● **Provided records**
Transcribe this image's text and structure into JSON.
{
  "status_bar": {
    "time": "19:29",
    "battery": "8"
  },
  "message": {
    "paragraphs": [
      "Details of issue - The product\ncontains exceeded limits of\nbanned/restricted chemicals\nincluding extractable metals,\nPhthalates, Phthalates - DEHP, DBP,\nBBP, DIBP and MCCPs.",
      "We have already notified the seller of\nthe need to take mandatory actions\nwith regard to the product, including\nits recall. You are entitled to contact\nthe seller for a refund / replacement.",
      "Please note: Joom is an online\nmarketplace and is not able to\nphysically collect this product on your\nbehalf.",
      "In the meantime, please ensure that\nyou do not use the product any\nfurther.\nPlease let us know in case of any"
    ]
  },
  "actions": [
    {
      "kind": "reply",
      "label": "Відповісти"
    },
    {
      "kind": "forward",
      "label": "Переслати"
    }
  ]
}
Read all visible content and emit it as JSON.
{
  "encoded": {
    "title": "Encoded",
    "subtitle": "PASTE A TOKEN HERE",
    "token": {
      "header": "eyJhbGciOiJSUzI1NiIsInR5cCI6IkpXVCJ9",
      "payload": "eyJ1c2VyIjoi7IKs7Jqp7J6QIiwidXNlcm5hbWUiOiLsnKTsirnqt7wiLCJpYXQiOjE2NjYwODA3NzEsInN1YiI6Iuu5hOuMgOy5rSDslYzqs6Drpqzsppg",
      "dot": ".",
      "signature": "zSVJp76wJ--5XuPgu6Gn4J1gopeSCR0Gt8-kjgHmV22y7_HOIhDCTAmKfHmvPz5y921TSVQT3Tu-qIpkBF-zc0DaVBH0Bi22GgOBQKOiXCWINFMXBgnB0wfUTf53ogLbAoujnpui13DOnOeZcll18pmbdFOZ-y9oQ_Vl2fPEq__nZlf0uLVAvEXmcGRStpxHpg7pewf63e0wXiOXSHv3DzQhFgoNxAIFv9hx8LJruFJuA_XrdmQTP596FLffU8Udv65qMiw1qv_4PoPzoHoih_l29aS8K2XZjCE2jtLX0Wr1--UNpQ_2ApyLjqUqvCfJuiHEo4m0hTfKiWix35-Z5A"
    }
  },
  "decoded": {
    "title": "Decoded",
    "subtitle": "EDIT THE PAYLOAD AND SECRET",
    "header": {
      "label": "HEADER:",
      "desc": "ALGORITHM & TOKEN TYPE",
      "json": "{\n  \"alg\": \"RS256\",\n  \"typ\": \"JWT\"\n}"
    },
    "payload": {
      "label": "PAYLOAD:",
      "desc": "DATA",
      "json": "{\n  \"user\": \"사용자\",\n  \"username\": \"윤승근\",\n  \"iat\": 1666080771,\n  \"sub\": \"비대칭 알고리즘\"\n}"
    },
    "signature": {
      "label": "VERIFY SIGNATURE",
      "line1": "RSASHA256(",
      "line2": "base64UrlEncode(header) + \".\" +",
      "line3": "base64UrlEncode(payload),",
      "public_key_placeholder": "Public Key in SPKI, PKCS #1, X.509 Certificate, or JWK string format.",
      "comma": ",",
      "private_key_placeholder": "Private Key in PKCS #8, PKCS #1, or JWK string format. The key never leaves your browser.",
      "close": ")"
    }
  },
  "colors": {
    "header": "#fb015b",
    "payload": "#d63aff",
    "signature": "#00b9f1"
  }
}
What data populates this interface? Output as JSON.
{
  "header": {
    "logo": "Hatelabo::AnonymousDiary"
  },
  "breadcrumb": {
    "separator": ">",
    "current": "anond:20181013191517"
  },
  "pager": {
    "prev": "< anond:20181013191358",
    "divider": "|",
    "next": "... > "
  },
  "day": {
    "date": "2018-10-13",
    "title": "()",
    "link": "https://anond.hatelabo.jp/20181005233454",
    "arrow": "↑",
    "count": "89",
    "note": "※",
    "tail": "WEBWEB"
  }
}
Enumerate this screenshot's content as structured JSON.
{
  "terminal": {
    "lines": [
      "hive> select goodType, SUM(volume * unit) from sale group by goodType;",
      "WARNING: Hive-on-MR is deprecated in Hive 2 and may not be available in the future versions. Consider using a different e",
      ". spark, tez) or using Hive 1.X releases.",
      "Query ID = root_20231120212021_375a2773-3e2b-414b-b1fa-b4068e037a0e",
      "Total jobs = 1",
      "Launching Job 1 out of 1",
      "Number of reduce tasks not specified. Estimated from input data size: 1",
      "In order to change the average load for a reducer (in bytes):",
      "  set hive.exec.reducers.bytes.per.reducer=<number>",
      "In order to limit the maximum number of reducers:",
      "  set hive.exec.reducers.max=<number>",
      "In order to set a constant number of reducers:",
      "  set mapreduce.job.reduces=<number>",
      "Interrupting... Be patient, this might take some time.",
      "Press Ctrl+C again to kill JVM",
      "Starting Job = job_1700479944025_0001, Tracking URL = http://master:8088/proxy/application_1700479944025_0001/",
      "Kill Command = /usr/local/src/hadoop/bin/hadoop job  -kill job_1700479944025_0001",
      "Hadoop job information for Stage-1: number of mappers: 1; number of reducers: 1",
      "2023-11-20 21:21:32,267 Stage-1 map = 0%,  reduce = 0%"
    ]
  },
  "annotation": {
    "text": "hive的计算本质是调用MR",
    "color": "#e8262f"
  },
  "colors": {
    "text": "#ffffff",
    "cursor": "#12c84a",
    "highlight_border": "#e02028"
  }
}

● **The task**
Reproduce all of the material above word for word.

● **Written answer**
Transcribe this image's text and structure into JSON.
{
  "status_bar": {
    "time": "19:29",
    "battery": "8"
  },
  "message": {
    "paragraphs": [
      "Details of issue - The product\ncontains exceeded limits of\nbanned/restricted chemicals\nincluding extractable metals,\nPhthalates, Phthalates - DEHP, DBP,\nBBP, DIBP and MCCPs.",
      "We have already notified the seller of\nthe need to take mandatory actions\nwith regard to the product, including\nits recall. You are entitled to contact\nthe seller for a refund / replacement.",
      "Please note: Joom is an online\nmarketplace and is not able to\nphysically collect this product on your\nbehalf.",
      "In the meantime, please ensure that\nyou do not use the product any\nfurther.\nPlease let us know in case of any"
    ]
  },
  "actions": [
    {
      "kind": "reply",
      "label": "Відповісти"
    },
    {
      "kind": "forward",
      "label": "Переслати"
    }
  ]
}
Read all visible content and emit it as JSON.
{
  "encoded": {
    "title": "Encoded",
    "subtitle": "PASTE A TOKEN HERE",
    "token": {
      "header": "eyJhbGciOiJSUzI1NiIsInR5cCI6IkpXVCJ9",
      "payload": "eyJ1c2VyIjoi7IKs7Jqp7J6QIiwidXNlcm5hbWUiOiLsnKTsirnqt7wiLCJpYXQiOjE2NjYwODA3NzEsInN1YiI6Iuu5hOuMgOy5rSDslYzqs6Drpqzsppg",
      "dot": ".",
      "signature": "zSVJp76wJ--5XuPgu6Gn4J1gopeSCR0Gt8-kjgHmV22y7_HOIhDCTAmKfHmvPz5y921TSVQT3Tu-qIpkBF-zc0DaVBH0Bi22GgOBQKOiXCWINFMXBgnB0wfUTf53ogLbAoujnpui13DOnOeZcll18pmbdFOZ-y9oQ_Vl2fPEq__nZlf0uLVAvEXmcGRStpxHpg7pewf63e0wXiOXSHv3DzQhFgoNxAIFv9hx8LJruFJuA_XrdmQTP596FLffU8Udv65qMiw1qv_4PoPzoHoih_l29aS8K2XZjCE2jtLX0Wr1--UNpQ_2ApyLjqUqvCfJuiHEo4m0hTfKiWix35-Z5A"
    }
  },
  "decoded": {
    "title": "Decoded",
    "subtitle": "EDIT THE PAYLOAD AND SECRET",
    "header": {
      "label": "HEADER:",
      "desc": "ALGORITHM & TOKEN TYPE",
      "json": "{\n  \"alg\": \"RS256\",\n  \"typ\": \"JWT\"\n}"
    },
    "payload": {
      "label": "PAYLOAD:",
      "desc": "DATA",
      "json": "{\n  \"user\": \"사용자\",\n  \"username\": \"윤승근\",\n  \"iat\": 1666080771,\n  \"sub\": \"비대칭 알고리즘\"\n}"
    },
    "signature": {
      "label": "VERIFY SIGNATURE",
      "line1": "RSASHA256(",
      "line2": "base64UrlEncode(header) + \".\" +",
      "line3": "base64UrlEncode(payload),",
      "public_key_placeholder": "Public Key in SPKI, PKCS #1, X.509 Certificate, or JWK string format.",
      "comma": ",",
      "private_key_placeholder": "Private Key in PKCS #8, PKCS #1, or JWK string format. The key never leaves your browser.",
      "close": ")"
    }
  },
  "colors": {
    "header": "#fb015b",
    "payload": "#d63aff",
    "signature": "#00b9f1"
  }
}
What data populates this interface? Output as JSON.
{
  "header": {
    "logo": "Hatelabo::AnonymousDiary"
  },
  "breadcrumb": {
    "separator": ">",
    "current": "anond:20181013191517"
  },
  "pager": {
    "prev": "< anond:20181013191358",
    "divider": "|",
    "next": "... > "
  },
  "day": {
    "date": "2018-10-13",
    "title": "()",
    "link": "https://anond.hatelabo.jp/20181005233454",
    "arrow": "↑",
    "count": "89",
    "note": "※",
    "tail": "WEBWEB"
  }
}
Enumerate this screenshot's content as structured JSON.
{
  "terminal": {
    "lines": [
      "hive> select goodType, SUM(volume * unit) from sale group by goodType;",
      "WARNING: Hive-on-MR is deprecated in Hive 2 and may not be available in the future versions. Consider using a different e",
      ". spark, tez) or using Hive 1.X releases.",
      "Query ID = root_20231120212021_375a2773-3e2b-414b-b1fa-b4068e037a0e",
      "Total jobs = 1",
      "Launching Job 1 out of 1",
      "Number of reduce tasks not specified. Estimated from input data size: 1",
      "In order to change the average load for a reducer (in bytes):",
      "  set hive.exec.reducers.bytes.per.reducer=<number>",
      "In order to limit the maximum number of reducers:",
      "  set hive.exec.reducers.max=<number>",
      "In order to set a constant number of reducers:",
      "  set mapreduce.job.reduces=<number>",
      "Interrupting... Be patient, this might take some time.",
      "Press Ctrl+C again to kill JVM",
      "Starting Job = job_1700479944025_0001, Tracking URL = http://master:8088/proxy/application_1700479944025_0001/",
      "Kill Command = /usr/local/src/hadoop/bin/hadoop job  -kill job_1700479944025_0001",
      "Hadoop job information for Stage-1: number of mappers: 1; number of reducers: 1",
      "2023-11-20 21:21:32,267 Stage-1 map = 0%,  reduce = 0%"
    ]
  },
  "annotation": {
    "text": "hive的计算本质是调用MR",
    "color": "#e8262f"
  },
  "colors": {
    "text": "#ffffff",
    "cursor": "#12c84a",
    "highlight_border": "#e02028"
  }
}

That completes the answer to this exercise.